[Aim of the task]:
Reproduce each line exactly.

[Begin]

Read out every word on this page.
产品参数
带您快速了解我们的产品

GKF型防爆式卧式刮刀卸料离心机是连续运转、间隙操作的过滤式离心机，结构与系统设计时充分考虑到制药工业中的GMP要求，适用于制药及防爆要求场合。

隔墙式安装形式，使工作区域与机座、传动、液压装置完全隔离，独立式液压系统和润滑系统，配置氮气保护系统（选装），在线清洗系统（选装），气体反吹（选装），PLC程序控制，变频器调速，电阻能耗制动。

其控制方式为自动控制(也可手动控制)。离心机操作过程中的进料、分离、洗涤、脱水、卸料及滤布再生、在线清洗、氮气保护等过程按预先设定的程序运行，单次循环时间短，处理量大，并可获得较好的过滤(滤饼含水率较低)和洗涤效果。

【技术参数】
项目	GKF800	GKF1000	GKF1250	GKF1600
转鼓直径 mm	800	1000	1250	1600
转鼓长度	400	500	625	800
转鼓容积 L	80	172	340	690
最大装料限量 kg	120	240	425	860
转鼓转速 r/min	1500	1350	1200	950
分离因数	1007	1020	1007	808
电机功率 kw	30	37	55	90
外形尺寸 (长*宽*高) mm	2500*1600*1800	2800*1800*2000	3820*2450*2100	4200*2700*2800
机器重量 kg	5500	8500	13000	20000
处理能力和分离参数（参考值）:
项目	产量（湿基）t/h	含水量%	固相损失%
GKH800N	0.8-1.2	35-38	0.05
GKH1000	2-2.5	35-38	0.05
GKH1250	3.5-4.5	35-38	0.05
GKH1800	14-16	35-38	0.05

[End]

[Finished task]:
Read out every word on this page.
产品参数
带您快速了解我们的产品

GKF型防爆式卧式刮刀卸料离心机是连续运转、间隙操作的过滤式离心机，结构与系统设计时充分考虑到制药工业中的GMP要求，适用于制药及防爆要求场合。

隔墙式安装形式，使工作区域与机座、传动、液压装置完全隔离，独立式液压系统和润滑系统，配置氮气保护系统（选装），在线清洗系统（选装），气体反吹（选装），PLC程序控制，变频器调速，电阻能耗制动。

其控制方式为自动控制(也可手动控制)。离心机操作过程中的进料、分离、洗涤、脱水、卸料及滤布再生、在线清洗、氮气保护等过程按预先设定的程序运行，单次循环时间短，处理量大，并可获得较好的过滤(滤饼含水率较低)和洗涤效果。

【技术参数】
项目	GKF800	GKF1000	GKF1250	GKF1600
转鼓直径 mm	800	1000	1250	1600
转鼓长度	400	500	625	800
转鼓容积 L	80	172	340	690
最大装料限量 kg	120	240	425	860
转鼓转速 r/min	1500	1350	1200	950
分离因数	1007	1020	1007	808
电机功率 kw	30	37	55	90
外形尺寸 (长*宽*高) mm	2500*1600*1800	2800*1800*2000	3820*2450*2100	4200*2700*2800
机器重量 kg	5500	8500	13000	20000
处理能力和分离参数（参考值）:
项目	产量（湿基）t/h	含水量%	固相损失%
GKH800N	0.8-1.2	35-38	0.05
GKH1000	2-2.5	35-38	0.05
GKH1250	3.5-4.5	35-38	0.05
GKH1800	14-16	35-38	0.05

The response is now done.